**Direction**
Gather from the listing below each line that includes the word "color", and copy it.

**Raw data**
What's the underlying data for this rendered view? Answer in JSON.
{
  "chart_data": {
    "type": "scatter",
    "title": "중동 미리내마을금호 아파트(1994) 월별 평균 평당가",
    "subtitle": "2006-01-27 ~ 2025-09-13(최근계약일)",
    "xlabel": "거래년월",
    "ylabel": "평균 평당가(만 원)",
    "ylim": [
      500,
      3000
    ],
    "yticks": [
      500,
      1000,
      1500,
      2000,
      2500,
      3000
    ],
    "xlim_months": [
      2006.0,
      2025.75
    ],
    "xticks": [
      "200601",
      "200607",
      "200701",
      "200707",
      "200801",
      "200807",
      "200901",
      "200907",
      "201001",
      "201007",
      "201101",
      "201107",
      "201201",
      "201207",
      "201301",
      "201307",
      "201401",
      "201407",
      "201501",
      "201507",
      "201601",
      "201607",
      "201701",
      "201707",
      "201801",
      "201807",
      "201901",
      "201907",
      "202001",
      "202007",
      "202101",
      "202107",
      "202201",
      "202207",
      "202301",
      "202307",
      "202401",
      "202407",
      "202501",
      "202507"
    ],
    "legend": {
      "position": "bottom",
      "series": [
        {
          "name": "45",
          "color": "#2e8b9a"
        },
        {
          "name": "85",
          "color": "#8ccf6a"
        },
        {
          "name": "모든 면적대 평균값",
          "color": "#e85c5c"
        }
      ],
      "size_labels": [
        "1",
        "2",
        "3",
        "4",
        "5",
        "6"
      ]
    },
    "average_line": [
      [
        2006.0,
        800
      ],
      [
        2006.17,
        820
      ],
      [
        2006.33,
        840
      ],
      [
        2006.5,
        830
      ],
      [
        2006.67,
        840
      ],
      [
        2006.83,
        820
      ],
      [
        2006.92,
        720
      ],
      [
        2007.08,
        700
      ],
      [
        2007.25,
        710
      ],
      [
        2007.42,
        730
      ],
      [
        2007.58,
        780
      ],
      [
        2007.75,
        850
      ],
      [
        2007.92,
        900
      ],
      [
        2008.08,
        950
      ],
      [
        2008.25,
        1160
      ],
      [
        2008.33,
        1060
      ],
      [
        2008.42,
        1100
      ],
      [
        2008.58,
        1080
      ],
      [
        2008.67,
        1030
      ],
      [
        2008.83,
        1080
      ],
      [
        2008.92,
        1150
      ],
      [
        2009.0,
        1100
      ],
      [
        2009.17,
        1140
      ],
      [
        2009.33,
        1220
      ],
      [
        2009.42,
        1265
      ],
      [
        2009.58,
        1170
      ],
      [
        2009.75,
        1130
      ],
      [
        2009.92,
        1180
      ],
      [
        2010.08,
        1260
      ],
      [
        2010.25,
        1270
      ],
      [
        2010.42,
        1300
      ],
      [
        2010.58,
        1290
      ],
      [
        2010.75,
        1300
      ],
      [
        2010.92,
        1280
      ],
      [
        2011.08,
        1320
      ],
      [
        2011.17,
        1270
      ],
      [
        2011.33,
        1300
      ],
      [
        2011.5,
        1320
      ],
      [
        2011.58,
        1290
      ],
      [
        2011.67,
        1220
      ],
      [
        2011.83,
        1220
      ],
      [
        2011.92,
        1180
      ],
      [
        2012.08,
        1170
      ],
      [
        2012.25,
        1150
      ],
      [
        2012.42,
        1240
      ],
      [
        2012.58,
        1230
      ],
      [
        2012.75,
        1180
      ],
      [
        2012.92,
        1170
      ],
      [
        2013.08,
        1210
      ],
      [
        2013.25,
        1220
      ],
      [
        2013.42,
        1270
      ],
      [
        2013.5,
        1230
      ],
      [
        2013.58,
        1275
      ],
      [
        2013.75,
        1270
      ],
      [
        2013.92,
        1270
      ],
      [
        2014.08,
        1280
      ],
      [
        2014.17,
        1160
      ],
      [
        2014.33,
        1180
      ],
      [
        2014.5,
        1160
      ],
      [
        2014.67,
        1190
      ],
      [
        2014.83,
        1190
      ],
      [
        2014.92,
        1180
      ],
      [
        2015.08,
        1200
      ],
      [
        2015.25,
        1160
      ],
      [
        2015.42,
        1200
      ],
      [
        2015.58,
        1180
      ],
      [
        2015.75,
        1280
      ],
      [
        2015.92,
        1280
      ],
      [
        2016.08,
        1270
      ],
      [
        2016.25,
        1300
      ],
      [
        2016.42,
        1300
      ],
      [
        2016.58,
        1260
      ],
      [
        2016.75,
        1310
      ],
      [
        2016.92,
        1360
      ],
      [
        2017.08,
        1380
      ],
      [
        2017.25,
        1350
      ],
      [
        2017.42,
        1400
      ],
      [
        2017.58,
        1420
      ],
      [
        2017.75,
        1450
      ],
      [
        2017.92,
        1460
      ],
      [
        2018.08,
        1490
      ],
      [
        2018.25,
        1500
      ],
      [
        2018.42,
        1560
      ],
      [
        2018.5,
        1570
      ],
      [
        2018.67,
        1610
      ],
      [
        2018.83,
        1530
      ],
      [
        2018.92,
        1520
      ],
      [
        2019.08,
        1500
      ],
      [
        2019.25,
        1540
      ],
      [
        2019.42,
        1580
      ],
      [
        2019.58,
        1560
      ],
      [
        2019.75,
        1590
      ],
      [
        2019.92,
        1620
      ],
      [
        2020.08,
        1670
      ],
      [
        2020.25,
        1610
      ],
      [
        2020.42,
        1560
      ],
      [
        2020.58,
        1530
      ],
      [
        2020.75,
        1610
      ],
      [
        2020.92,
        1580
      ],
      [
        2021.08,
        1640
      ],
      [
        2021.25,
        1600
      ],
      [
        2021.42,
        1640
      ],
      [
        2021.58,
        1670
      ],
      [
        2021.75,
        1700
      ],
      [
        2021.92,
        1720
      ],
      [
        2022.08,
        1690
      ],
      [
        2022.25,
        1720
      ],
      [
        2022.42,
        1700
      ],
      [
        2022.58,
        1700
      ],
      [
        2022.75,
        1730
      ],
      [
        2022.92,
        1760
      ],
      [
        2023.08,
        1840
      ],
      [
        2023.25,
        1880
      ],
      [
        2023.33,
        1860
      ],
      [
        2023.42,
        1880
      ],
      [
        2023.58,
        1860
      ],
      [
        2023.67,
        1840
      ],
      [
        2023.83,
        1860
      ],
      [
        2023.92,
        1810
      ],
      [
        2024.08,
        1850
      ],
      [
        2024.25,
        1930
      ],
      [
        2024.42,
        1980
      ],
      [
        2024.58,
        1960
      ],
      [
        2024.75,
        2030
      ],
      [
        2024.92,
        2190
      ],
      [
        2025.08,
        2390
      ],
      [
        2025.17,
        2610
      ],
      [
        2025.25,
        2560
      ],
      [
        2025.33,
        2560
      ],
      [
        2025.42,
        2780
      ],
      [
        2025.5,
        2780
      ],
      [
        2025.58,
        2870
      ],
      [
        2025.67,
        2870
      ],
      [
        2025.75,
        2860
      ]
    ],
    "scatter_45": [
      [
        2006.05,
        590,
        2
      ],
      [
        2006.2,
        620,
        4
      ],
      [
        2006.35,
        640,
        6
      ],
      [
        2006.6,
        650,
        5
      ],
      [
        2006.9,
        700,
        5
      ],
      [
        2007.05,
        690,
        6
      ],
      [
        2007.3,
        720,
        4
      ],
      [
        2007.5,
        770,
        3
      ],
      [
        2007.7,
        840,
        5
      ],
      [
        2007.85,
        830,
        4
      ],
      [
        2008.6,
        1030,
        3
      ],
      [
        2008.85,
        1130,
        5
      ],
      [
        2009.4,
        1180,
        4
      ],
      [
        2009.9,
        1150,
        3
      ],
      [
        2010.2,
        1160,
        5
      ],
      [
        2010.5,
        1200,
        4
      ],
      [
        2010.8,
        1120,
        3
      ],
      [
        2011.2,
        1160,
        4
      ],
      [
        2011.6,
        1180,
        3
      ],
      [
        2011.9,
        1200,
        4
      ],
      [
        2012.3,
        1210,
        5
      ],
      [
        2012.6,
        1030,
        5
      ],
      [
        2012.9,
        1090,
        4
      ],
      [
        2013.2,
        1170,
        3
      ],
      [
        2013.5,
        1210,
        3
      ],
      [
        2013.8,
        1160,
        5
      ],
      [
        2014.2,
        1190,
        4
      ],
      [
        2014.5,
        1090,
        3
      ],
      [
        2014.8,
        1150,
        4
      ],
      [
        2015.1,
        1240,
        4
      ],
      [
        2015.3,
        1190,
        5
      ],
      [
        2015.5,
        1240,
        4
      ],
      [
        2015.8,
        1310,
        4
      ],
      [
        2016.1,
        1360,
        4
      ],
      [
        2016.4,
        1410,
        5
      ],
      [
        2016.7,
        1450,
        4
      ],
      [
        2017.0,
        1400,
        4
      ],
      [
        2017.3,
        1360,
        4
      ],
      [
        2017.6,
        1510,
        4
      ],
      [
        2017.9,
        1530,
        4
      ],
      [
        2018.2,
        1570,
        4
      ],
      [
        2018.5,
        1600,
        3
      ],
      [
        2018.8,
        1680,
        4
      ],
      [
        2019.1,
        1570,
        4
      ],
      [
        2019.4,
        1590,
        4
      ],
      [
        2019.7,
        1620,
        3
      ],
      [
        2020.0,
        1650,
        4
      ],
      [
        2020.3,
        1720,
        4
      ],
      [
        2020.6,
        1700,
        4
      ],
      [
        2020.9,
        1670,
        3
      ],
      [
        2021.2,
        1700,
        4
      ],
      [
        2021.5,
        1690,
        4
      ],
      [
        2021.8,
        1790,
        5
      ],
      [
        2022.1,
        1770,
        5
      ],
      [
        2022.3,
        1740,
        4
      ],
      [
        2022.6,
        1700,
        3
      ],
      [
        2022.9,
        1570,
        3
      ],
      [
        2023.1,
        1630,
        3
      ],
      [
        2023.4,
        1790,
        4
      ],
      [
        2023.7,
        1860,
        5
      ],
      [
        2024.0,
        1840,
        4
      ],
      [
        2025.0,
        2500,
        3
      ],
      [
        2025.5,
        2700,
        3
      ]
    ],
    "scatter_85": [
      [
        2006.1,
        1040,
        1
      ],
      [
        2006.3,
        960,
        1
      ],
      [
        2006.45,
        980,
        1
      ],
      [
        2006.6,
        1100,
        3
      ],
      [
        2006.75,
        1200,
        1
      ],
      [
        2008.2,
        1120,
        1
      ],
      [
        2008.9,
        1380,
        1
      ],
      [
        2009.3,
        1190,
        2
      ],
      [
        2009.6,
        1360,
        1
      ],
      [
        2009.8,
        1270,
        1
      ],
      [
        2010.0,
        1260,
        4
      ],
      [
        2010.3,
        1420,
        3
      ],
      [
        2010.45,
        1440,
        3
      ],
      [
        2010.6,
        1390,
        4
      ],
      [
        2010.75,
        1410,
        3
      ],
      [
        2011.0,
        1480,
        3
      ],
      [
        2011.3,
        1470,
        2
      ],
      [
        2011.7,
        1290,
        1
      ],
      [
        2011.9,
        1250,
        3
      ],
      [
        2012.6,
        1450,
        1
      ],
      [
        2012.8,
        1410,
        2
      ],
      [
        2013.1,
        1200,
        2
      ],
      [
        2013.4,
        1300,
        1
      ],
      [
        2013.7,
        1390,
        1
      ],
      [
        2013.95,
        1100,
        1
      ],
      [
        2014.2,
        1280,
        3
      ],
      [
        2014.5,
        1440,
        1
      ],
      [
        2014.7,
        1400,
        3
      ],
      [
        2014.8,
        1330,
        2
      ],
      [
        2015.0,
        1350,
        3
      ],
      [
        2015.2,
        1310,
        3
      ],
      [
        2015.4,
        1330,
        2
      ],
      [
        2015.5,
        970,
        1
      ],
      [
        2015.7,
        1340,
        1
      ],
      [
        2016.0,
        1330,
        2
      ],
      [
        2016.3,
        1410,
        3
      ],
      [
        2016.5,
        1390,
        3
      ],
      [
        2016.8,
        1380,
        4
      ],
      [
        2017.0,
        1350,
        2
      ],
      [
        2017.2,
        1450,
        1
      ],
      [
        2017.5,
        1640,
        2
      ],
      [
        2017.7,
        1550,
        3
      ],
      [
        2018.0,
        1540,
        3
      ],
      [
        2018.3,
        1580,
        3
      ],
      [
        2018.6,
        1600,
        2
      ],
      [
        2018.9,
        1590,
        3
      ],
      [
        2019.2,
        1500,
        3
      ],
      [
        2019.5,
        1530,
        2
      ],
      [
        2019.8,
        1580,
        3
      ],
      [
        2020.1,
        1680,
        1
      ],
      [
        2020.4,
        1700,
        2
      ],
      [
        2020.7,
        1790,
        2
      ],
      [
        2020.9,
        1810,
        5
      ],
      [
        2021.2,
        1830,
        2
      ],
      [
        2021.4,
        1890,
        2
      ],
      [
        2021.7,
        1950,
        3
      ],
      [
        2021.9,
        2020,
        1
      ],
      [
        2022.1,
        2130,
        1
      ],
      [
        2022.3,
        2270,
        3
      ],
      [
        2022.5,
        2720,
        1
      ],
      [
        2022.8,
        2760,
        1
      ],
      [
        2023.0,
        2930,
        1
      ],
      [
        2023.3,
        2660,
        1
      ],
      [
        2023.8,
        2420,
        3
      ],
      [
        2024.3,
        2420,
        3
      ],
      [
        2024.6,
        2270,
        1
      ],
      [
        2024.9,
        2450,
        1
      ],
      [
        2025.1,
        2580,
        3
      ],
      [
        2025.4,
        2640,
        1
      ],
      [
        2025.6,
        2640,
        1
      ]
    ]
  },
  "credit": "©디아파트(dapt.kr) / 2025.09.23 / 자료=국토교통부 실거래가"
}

**Completed task**
          "color": "#2e8b9a"
          "color": "#8ccf6a"
          "color": "#e85c5c"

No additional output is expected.